═════ RECORDS PROVIDED

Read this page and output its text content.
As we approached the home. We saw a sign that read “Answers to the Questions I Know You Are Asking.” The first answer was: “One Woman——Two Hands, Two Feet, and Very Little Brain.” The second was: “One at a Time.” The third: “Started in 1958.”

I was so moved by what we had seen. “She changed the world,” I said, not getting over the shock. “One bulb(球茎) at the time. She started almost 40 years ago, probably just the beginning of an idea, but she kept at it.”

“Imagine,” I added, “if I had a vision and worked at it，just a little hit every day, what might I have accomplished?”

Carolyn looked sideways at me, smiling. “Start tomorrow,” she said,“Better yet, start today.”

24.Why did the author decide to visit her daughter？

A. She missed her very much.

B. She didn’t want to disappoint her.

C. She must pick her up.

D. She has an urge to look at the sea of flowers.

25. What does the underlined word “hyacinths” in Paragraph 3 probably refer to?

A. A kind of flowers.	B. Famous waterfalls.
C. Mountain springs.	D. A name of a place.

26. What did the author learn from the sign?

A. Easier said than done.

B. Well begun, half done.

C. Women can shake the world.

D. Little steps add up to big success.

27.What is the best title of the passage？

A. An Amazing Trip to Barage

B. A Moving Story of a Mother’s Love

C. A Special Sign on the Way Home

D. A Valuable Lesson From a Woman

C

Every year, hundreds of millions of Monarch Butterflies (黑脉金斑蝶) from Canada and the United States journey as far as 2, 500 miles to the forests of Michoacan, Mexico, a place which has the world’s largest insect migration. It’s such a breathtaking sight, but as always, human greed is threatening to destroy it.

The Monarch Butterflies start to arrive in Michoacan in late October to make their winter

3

══════════

## YOUR GOAL:
Your task is to retype all the records above with nothing left out.

## COMPLETE OUTPUT:
Read this page and output its text content.
As we approached the home. We saw a sign that read “Answers to the Questions I Know You Are Asking.” The first answer was: “One Woman——Two Hands, Two Feet, and Very Little Brain.” The second was: “One at a Time.” The third: “Started in 1958.”

I was so moved by what we had seen. “She changed the world,” I said, not getting over the shock. “One bulb(球茎) at the time. She started almost 40 years ago, probably just the beginning of an idea, but she kept at it.”

“Imagine,” I added, “if I had a vision and worked at it，just a little hit every day, what might I have accomplished?”

Carolyn looked sideways at me, smiling. “Start tomorrow,” she said,“Better yet, start today.”

24.Why did the author decide to visit her daughter？

A. She missed her very much.

B. She didn’t want to disappoint her.

C. She must pick her up.

D. She has an urge to look at the sea of flowers.

25. What does the underlined word “hyacinths” in Paragraph 3 probably refer to?

A. A kind of flowers.	B. Famous waterfalls.
C. Mountain springs.	D. A name of a place.

26. What did the author learn from the sign?

A. Easier said than done.

B. Well begun, half done.

C. Women can shake the world.

D. Little steps add up to big success.

27.What is the best title of the passage？

A. An Amazing Trip to Barage

B. A Moving Story of a Mother’s Love

C. A Special Sign on the Way Home

D. A Valuable Lesson From a Woman

C

Every year, hundreds of millions of Monarch Butterflies (黑脉金斑蝶) from Canada and the United States journey as far as 2, 500 miles to the forests of Michoacan, Mexico, a place which has the world’s largest insect migration. It’s such a breathtaking sight, but as always, human greed is threatening to destroy it.

The Monarch Butterflies start to arrive in Michoacan in late October to make their winter

3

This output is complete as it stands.